-------- MATERIAL TO PROCESS
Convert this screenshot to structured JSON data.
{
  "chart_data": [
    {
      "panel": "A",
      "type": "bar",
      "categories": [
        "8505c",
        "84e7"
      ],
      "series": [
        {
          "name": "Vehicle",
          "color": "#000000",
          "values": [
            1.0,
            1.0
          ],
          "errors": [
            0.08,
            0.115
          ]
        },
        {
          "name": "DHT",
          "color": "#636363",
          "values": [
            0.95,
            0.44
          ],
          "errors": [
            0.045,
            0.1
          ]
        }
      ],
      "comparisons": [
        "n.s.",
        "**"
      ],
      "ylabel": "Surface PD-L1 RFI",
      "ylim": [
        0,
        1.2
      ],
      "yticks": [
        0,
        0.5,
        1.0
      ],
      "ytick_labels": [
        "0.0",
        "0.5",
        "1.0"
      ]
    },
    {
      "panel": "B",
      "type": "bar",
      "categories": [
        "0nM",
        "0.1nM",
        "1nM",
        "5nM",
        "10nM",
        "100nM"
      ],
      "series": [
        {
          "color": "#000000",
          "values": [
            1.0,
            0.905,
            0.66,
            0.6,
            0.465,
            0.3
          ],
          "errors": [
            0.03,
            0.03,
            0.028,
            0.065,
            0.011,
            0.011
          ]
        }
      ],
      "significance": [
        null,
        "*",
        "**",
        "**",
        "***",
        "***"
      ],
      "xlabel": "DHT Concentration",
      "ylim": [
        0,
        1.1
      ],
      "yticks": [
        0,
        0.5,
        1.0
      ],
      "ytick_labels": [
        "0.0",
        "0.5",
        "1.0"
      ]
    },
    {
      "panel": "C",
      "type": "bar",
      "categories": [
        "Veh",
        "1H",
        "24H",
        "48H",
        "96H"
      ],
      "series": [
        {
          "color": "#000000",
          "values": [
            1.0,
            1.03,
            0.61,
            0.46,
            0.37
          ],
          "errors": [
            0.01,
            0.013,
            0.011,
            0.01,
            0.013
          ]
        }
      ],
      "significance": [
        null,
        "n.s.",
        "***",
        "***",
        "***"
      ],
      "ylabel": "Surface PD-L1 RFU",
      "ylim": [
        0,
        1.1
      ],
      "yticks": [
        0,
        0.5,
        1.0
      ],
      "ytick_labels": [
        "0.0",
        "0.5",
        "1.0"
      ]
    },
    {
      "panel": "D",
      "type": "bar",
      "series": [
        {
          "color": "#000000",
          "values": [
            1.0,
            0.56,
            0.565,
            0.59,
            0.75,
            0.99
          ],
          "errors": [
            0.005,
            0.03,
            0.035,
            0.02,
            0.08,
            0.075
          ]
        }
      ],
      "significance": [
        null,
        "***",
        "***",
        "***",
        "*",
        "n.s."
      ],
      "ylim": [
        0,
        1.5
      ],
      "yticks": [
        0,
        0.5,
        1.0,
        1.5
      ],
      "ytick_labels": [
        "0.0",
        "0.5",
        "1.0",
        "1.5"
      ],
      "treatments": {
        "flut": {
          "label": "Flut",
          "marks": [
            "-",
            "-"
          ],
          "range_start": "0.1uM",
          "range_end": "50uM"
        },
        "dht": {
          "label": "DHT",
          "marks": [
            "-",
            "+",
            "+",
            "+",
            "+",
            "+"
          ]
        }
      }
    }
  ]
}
----------------
▸ DESCRIPTION OF THE TASK:
Exactly reproduce every line found in the records.

▸ REPLY TO THE TASK:
Convert this screenshot to structured JSON data.
{
  "chart_data": [
    {
      "panel": "A",
      "type": "bar",
      "categories": [
        "8505c",
        "84e7"
      ],
      "series": [
        {
          "name": "Vehicle",
          "color": "#000000",
          "values": [
            1.0,
            1.0
          ],
          "errors": [
            0.08,
            0.115
          ]
        },
        {
          "name": "DHT",
          "color": "#636363",
          "values": [
            0.95,
            0.44
          ],
          "errors": [
            0.045,
            0.1
          ]
        }
      ],
      "comparisons": [
        "n.s.",
        "**"
      ],
      "ylabel": "Surface PD-L1 RFI",
      "ylim": [
        0,
        1.2
      ],
      "yticks": [
        0,
        0.5,
        1.0
      ],
      "ytick_labels": [
        "0.0",
        "0.5",
        "1.0"
      ]
    },
    {
      "panel": "B",
      "type": "bar",
      "categories": [
        "0nM",
        "0.1nM",
        "1nM",
        "5nM",
        "10nM",
        "100nM"
      ],
      "series": [
        {
          "color": "#000000",
          "values": [
            1.0,
            0.905,
            0.66,
            0.6,
            0.465,
            0.3
          ],
          "errors": [
            0.03,
            0.03,
            0.028,
            0.065,
            0.011,
            0.011
          ]
        }
      ],
      "significance": [
        null,
        "*",
        "**",
        "**",
        "***",
        "***"
      ],
      "xlabel": "DHT Concentration",
      "ylim": [
        0,
        1.1
      ],
      "yticks": [
        0,
        0.5,
        1.0
      ],
      "ytick_labels": [
        "0.0",
        "0.5",
        "1.0"
      ]
    },
    {
      "panel": "C",
      "type": "bar",
      "categories": [
        "Veh",
        "1H",
        "24H",
        "48H",
        "96H"
      ],
      "series": [
        {
          "color": "#000000",
          "values": [
            1.0,
            1.03,
            0.61,
            0.46,
            0.37
          ],
          "errors": [
            0.01,
            0.013,
            0.011,
            0.01,
            0.013
          ]
        }
      ],
      "significance": [
        null,
        "n.s.",
        "***",
        "***",
        "***"
      ],
      "ylabel": "Surface PD-L1 RFU",
      "ylim": [
        0,
        1.1
      ],
      "yticks": [
        0,
        0.5,
        1.0
      ],
      "ytick_labels": [
        "0.0",
        "0.5",
        "1.0"
      ]
    },
    {
      "panel": "D",
      "type": "bar",
      "series": [
        {
          "color": "#000000",
          "values": [
            1.0,
            0.56,
            0.565,
            0.59,
            0.75,
            0.99
          ],
          "errors": [
            0.005,
            0.03,
            0.035,
            0.02,
            0.08,
            0.075
          ]
        }
      ],
      "significance": [
        null,
        "***",
        "***",
        "***",
        "*",
        "n.s."
      ],
      "ylim": [
        0,
        1.5
      ],
      "yticks": [
        0,
        0.5,
        1.0,
        1.5
      ],
      "ytick_labels": [
        "0.0",
        "0.5",
        "1.0",
        "1.5"
      ],
      "treatments": {
        "flut": {
          "label": "Flut",
          "marks": [
            "-",
            "-"
          ],
          "range_start": "0.1uM",
          "range_end": "50uM"
        },
        "dht": {
          "label": "DHT",
          "marks": [
            "-",
            "+",
            "+",
            "+",
            "+",
            "+"
          ]
        }
      }
    }
  ]
}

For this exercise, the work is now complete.